[Structured figure records]
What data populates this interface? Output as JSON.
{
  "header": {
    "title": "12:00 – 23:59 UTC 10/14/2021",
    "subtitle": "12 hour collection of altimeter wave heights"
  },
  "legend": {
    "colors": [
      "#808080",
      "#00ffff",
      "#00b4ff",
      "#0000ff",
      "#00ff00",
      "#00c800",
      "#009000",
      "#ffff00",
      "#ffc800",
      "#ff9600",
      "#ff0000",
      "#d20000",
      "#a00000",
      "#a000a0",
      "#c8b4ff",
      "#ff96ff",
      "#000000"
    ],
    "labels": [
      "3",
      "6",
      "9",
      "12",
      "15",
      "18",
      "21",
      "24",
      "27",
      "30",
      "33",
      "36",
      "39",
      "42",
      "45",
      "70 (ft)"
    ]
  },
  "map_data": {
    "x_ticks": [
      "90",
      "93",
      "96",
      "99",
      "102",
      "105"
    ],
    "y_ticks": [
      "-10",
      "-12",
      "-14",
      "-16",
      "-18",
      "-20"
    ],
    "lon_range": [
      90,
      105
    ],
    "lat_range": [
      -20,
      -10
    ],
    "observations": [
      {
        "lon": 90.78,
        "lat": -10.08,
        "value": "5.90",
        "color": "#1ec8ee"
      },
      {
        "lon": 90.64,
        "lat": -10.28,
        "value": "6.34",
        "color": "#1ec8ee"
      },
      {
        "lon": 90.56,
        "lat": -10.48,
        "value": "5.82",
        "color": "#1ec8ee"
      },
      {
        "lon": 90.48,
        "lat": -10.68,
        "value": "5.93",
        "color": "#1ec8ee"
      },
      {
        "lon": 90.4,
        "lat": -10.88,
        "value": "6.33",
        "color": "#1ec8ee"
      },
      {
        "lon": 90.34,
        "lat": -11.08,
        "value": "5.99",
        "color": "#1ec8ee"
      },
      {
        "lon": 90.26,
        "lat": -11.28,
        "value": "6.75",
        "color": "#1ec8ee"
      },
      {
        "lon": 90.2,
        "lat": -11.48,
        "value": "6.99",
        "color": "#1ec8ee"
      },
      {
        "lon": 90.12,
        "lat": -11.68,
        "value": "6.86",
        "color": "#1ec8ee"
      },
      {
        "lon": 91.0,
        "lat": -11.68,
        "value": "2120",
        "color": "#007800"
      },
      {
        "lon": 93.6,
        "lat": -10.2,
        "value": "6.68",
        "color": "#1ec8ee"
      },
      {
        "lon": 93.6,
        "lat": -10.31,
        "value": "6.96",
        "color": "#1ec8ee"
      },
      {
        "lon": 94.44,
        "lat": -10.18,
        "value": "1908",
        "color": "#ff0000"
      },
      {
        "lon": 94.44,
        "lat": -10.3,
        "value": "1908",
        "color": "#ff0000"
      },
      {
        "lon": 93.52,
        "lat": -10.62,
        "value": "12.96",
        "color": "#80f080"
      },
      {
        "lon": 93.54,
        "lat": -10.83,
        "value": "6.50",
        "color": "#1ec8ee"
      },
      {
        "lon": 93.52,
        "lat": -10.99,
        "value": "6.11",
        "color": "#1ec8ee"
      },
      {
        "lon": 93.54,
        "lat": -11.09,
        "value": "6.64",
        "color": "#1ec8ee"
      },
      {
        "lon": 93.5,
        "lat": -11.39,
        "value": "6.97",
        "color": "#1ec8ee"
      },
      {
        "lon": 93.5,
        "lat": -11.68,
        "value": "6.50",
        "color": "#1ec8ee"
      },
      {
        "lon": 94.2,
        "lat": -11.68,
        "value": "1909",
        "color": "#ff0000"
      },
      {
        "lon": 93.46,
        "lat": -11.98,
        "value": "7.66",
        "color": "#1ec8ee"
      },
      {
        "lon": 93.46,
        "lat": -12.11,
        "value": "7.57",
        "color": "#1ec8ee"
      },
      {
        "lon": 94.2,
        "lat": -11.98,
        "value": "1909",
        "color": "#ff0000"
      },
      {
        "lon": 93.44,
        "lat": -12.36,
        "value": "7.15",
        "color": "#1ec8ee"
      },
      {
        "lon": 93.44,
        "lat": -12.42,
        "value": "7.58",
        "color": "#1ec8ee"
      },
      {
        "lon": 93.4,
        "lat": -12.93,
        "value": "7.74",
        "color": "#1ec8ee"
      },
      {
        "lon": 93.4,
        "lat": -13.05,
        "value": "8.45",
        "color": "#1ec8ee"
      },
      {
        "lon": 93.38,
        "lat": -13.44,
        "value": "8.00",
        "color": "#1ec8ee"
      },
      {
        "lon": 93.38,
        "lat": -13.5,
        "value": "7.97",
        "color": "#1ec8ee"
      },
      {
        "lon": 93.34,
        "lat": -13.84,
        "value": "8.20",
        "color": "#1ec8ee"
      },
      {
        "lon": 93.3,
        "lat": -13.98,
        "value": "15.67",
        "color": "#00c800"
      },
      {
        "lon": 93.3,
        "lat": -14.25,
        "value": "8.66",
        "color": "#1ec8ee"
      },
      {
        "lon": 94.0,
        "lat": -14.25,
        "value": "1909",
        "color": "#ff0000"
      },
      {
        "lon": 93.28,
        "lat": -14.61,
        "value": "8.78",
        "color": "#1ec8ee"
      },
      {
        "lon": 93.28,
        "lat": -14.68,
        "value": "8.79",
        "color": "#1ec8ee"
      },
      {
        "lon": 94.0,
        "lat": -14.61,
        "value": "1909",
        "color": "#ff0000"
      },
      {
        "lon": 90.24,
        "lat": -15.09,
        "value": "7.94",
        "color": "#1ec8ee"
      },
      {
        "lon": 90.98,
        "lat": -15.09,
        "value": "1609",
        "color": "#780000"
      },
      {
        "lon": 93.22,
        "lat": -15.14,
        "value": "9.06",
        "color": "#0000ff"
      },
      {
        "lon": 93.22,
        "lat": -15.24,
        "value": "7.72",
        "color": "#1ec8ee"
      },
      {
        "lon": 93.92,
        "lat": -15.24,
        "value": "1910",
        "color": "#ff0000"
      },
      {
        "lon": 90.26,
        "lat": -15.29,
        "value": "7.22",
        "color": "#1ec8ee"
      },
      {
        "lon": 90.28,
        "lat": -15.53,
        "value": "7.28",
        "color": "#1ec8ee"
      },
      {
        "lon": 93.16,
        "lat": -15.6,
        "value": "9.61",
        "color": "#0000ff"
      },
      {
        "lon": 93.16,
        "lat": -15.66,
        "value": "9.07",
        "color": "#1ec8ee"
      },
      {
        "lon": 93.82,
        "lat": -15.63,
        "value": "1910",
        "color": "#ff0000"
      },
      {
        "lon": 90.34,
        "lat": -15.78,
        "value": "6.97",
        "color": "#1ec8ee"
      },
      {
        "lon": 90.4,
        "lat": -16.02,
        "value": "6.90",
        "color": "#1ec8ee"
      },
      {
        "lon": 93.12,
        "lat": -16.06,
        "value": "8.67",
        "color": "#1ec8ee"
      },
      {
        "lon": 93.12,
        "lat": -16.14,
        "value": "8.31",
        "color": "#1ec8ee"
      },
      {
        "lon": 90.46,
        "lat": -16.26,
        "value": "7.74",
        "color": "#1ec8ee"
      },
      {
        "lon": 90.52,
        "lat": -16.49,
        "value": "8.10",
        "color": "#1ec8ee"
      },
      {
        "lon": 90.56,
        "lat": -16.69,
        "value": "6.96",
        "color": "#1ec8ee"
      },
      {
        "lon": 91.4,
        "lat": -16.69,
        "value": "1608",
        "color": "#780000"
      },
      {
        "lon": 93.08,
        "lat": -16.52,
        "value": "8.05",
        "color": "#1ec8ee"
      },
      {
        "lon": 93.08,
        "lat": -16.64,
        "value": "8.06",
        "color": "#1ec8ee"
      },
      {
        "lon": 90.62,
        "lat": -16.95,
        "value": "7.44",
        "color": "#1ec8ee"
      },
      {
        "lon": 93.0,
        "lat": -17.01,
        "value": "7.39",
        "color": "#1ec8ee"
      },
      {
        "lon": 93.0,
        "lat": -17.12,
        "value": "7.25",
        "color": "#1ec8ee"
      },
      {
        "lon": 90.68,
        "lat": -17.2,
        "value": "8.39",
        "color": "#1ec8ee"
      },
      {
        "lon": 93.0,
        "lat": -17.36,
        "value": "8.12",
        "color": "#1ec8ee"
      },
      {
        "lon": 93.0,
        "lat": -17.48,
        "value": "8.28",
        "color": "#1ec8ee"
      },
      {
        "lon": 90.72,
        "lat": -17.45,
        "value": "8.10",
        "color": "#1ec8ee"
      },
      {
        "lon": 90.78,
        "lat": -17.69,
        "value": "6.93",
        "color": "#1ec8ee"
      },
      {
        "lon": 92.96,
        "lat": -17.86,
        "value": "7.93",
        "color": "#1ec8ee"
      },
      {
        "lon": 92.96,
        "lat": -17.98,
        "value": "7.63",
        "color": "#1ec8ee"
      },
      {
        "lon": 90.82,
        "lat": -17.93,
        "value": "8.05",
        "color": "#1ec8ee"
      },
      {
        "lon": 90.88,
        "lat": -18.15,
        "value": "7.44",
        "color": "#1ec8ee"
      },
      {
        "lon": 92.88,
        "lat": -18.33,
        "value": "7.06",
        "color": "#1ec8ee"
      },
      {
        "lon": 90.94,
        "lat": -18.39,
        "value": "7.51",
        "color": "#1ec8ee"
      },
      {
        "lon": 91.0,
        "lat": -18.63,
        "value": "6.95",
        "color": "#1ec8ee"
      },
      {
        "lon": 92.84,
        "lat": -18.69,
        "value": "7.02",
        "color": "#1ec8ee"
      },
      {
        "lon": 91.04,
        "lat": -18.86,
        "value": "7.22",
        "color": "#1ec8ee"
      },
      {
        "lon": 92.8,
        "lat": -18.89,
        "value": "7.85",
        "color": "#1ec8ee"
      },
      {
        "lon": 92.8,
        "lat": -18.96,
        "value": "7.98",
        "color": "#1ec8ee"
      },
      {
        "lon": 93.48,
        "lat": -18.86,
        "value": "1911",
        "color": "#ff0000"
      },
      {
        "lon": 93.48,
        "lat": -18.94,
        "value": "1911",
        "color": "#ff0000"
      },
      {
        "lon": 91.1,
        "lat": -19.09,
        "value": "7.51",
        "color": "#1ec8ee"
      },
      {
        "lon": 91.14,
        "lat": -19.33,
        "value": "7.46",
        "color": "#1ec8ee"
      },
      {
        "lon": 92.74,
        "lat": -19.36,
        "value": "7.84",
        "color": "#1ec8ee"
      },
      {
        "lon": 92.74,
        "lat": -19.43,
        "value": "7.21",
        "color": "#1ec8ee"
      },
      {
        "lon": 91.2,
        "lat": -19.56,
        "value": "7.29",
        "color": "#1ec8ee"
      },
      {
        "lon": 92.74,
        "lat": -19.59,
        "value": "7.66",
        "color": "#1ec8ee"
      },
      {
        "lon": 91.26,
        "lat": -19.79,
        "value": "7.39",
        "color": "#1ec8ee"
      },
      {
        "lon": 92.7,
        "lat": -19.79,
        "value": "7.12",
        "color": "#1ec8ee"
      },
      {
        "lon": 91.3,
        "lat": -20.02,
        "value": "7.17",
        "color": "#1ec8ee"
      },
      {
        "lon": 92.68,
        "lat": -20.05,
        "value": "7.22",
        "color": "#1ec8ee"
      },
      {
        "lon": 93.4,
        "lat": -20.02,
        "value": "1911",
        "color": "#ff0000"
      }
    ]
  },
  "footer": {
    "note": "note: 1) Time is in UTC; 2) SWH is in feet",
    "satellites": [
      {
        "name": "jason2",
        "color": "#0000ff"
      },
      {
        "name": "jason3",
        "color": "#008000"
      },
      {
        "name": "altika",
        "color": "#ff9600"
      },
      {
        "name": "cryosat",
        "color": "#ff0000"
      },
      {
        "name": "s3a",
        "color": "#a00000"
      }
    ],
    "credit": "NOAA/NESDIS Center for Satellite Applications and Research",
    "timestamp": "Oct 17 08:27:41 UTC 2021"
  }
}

=== STATED TASK ===
Above are lines of data; state how many of them contain the word "name", with no other output.

=== CORRECT RESULT ===
5